_Directions_
Could you write out every entry exactly as it stands?
* begin Data rows *
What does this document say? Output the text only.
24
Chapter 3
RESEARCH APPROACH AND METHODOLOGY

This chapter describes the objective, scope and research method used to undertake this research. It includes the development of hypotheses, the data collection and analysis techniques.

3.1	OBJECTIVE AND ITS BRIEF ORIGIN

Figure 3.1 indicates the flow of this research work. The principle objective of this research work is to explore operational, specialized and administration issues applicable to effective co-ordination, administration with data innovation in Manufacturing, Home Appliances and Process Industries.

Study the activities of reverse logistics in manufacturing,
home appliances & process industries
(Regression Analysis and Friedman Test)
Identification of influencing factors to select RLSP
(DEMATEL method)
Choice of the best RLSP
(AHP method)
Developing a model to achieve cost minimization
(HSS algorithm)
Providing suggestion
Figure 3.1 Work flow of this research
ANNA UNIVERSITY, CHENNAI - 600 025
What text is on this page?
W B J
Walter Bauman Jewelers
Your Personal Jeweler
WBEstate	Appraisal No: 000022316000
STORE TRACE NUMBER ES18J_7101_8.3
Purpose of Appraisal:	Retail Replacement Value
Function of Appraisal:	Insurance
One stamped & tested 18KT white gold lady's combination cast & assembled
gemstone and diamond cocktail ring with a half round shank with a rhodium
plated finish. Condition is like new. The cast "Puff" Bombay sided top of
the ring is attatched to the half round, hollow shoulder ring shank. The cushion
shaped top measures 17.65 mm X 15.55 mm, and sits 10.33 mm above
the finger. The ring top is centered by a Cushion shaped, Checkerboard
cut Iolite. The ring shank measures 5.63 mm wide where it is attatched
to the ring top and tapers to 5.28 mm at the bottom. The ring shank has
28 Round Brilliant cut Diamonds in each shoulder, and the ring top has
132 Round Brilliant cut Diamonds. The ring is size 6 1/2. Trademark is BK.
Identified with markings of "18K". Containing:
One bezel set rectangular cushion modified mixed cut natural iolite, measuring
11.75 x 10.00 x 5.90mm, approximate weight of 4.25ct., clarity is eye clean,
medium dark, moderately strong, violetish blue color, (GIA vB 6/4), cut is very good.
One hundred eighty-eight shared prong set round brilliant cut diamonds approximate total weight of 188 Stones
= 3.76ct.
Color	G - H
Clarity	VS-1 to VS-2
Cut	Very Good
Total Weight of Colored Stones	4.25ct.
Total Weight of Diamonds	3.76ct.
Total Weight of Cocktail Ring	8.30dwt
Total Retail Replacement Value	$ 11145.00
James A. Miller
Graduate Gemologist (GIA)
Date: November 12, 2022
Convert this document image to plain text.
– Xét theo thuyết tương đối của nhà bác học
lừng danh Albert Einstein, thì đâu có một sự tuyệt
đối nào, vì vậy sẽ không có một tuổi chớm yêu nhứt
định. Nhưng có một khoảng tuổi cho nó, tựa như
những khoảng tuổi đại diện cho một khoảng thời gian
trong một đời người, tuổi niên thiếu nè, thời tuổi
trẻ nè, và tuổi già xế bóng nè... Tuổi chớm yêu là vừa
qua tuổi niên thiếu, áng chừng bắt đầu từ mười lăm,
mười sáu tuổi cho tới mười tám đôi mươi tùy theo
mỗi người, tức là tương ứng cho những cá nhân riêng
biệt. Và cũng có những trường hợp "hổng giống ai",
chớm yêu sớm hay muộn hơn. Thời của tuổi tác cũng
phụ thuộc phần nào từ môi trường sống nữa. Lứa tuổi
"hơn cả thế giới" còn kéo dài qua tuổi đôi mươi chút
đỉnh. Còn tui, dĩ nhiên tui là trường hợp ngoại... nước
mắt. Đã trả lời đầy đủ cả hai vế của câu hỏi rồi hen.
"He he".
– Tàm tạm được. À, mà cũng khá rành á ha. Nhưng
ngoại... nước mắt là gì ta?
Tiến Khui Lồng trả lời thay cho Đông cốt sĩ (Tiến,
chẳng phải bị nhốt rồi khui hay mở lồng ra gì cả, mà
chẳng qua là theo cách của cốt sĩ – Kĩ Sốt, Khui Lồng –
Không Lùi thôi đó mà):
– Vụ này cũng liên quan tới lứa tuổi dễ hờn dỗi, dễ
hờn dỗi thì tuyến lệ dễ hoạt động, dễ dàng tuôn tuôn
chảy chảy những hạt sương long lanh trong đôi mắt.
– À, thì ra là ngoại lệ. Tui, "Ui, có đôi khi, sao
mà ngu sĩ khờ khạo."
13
* end Data rows *
_Solution to this exercise_
What does this document say? Output the text only.
24
Chapter 3
RESEARCH APPROACH AND METHODOLOGY

This chapter describes the objective, scope and research method used to undertake this research. It includes the development of hypotheses, the data collection and analysis techniques.

3.1	OBJECTIVE AND ITS BRIEF ORIGIN

Figure 3.1 indicates the flow of this research work. The principle objective of this research work is to explore operational, specialized and administration issues applicable to effective co-ordination, administration with data innovation in Manufacturing, Home Appliances and Process Industries.

Study the activities of reverse logistics in manufacturing,
home appliances & process industries
(Regression Analysis and Friedman Test)
Identification of influencing factors to select RLSP
(DEMATEL method)
Choice of the best RLSP
(AHP method)
Developing a model to achieve cost minimization
(HSS algorithm)
Providing suggestion
Figure 3.1 Work flow of this research
ANNA UNIVERSITY, CHENNAI - 600 025
What text is on this page?
W B J
Walter Bauman Jewelers
Your Personal Jeweler
WBEstate	Appraisal No: 000022316000
STORE TRACE NUMBER ES18J_7101_8.3
Purpose of Appraisal:	Retail Replacement Value
Function of Appraisal:	Insurance
One stamped & tested 18KT white gold lady's combination cast & assembled
gemstone and diamond cocktail ring with a half round shank with a rhodium
plated finish. Condition is like new. The cast "Puff" Bombay sided top of
the ring is attatched to the half round, hollow shoulder ring shank. The cushion
shaped top measures 17.65 mm X 15.55 mm, and sits 10.33 mm above
the finger. The ring top is centered by a Cushion shaped, Checkerboard
cut Iolite. The ring shank measures 5.63 mm wide where it is attatched
to the ring top and tapers to 5.28 mm at the bottom. The ring shank has
28 Round Brilliant cut Diamonds in each shoulder, and the ring top has
132 Round Brilliant cut Diamonds. The ring is size 6 1/2. Trademark is BK.
Identified with markings of "18K". Containing:
One bezel set rectangular cushion modified mixed cut natural iolite, measuring
11.75 x 10.00 x 5.90mm, approximate weight of 4.25ct., clarity is eye clean,
medium dark, moderately strong, violetish blue color, (GIA vB 6/4), cut is very good.
One hundred eighty-eight shared prong set round brilliant cut diamonds approximate total weight of 188 Stones
= 3.76ct.
Color	G - H
Clarity	VS-1 to VS-2
Cut	Very Good
Total Weight of Colored Stones	4.25ct.
Total Weight of Diamonds	3.76ct.
Total Weight of Cocktail Ring	8.30dwt
Total Retail Replacement Value	$ 11145.00
James A. Miller
Graduate Gemologist (GIA)
Date: November 12, 2022
Convert this document image to plain text.
– Xét theo thuyết tương đối của nhà bác học
lừng danh Albert Einstein, thì đâu có một sự tuyệt
đối nào, vì vậy sẽ không có một tuổi chớm yêu nhứt
định. Nhưng có một khoảng tuổi cho nó, tựa như
những khoảng tuổi đại diện cho một khoảng thời gian
trong một đời người, tuổi niên thiếu nè, thời tuổi
trẻ nè, và tuổi già xế bóng nè... Tuổi chớm yêu là vừa
qua tuổi niên thiếu, áng chừng bắt đầu từ mười lăm,
mười sáu tuổi cho tới mười tám đôi mươi tùy theo
mỗi người, tức là tương ứng cho những cá nhân riêng
biệt. Và cũng có những trường hợp "hổng giống ai",
chớm yêu sớm hay muộn hơn. Thời của tuổi tác cũng
phụ thuộc phần nào từ môi trường sống nữa. Lứa tuổi
"hơn cả thế giới" còn kéo dài qua tuổi đôi mươi chút
đỉnh. Còn tui, dĩ nhiên tui là trường hợp ngoại... nước
mắt. Đã trả lời đầy đủ cả hai vế của câu hỏi rồi hen.
"He he".
– Tàm tạm được. À, mà cũng khá rành á ha. Nhưng
ngoại... nước mắt là gì ta?
Tiến Khui Lồng trả lời thay cho Đông cốt sĩ (Tiến,
chẳng phải bị nhốt rồi khui hay mở lồng ra gì cả, mà
chẳng qua là theo cách của cốt sĩ – Kĩ Sốt, Khui Lồng –
Không Lùi thôi đó mà):
– Vụ này cũng liên quan tới lứa tuổi dễ hờn dỗi, dễ
hờn dỗi thì tuyến lệ dễ hoạt động, dễ dàng tuôn tuôn
chảy chảy những hạt sương long lanh trong đôi mắt.
– À, thì ra là ngoại lệ. Tui, "Ui, có đôi khi, sao
mà ngu sĩ khờ khạo."
13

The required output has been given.